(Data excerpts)
+++
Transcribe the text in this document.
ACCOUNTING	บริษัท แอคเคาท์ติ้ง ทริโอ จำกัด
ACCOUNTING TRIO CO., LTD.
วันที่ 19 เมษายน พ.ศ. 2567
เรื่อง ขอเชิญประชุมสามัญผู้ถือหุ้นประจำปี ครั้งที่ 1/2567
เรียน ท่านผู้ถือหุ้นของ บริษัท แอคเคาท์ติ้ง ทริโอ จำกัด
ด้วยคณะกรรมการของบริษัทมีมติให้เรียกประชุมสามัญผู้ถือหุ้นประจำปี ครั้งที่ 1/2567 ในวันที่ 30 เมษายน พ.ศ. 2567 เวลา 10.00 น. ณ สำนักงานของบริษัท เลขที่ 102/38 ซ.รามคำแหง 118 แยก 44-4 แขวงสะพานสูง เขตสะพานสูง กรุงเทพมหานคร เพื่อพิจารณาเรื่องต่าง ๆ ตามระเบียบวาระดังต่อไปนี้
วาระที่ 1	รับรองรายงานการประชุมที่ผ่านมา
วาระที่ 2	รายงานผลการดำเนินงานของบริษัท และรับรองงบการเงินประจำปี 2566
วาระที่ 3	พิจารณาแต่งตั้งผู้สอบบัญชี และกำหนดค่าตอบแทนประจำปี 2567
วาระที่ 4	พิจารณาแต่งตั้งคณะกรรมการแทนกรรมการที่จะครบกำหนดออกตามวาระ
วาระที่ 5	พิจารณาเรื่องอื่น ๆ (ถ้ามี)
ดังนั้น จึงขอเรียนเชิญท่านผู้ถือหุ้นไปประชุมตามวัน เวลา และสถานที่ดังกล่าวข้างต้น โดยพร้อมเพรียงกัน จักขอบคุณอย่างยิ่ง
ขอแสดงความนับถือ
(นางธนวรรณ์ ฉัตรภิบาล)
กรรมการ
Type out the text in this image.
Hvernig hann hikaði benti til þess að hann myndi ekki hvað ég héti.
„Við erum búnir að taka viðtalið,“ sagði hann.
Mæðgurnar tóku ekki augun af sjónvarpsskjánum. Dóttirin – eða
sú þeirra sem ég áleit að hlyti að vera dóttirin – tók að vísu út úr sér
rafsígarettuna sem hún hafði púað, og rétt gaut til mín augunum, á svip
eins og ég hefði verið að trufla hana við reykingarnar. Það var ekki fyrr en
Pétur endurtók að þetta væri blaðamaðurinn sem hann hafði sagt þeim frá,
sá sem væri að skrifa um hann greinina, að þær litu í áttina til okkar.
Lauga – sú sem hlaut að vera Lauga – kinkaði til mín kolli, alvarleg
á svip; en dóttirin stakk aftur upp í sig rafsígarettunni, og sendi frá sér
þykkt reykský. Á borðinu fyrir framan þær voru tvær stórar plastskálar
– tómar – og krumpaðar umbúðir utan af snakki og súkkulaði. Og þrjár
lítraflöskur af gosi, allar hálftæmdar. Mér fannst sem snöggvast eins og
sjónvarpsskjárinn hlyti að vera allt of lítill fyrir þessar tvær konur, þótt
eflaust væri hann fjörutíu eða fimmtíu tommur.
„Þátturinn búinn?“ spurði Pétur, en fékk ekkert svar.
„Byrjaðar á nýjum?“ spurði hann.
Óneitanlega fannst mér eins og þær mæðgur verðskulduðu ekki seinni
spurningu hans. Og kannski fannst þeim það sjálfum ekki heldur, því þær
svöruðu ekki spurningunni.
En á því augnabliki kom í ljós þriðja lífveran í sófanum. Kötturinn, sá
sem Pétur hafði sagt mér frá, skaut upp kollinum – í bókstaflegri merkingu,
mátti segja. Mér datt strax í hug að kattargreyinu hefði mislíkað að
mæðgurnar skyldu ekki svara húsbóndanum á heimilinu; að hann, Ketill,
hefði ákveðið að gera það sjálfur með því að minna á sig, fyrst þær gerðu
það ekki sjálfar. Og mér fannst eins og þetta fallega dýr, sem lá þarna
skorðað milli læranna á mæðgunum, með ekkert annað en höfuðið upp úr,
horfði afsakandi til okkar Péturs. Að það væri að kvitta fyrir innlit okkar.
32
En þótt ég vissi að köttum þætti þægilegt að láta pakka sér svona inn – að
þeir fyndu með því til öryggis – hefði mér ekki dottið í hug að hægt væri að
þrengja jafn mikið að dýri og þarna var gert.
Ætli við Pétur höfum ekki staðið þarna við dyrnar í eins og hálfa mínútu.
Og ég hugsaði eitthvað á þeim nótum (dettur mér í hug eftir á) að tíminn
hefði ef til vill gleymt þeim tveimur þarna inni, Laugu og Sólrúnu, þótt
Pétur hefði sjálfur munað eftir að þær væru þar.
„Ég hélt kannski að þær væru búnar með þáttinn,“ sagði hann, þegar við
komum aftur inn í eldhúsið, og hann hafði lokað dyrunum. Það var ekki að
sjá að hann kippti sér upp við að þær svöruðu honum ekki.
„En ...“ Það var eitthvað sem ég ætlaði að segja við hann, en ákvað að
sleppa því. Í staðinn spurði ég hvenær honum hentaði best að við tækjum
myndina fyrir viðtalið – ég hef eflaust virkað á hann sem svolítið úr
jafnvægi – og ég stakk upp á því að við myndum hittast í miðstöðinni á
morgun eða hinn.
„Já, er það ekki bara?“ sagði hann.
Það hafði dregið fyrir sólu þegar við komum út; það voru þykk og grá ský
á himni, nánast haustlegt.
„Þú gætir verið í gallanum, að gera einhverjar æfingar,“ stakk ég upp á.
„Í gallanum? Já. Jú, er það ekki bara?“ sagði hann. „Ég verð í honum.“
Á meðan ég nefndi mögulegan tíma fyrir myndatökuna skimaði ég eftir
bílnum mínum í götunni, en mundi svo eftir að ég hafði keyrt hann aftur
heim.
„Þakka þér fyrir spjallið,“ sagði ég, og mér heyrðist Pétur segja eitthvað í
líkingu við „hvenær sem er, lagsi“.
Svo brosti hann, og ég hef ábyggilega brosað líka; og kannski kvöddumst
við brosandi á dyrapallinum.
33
+++
Show every line of the listing in which the string "tvær" can be found.

þykkt reykský. Á borðinu fyrir framan þær voru tvær stórar plastskálar
sjónvarpsskjárinn hlyti að vera allt of lítill fyrir þessar tvær konur, þótt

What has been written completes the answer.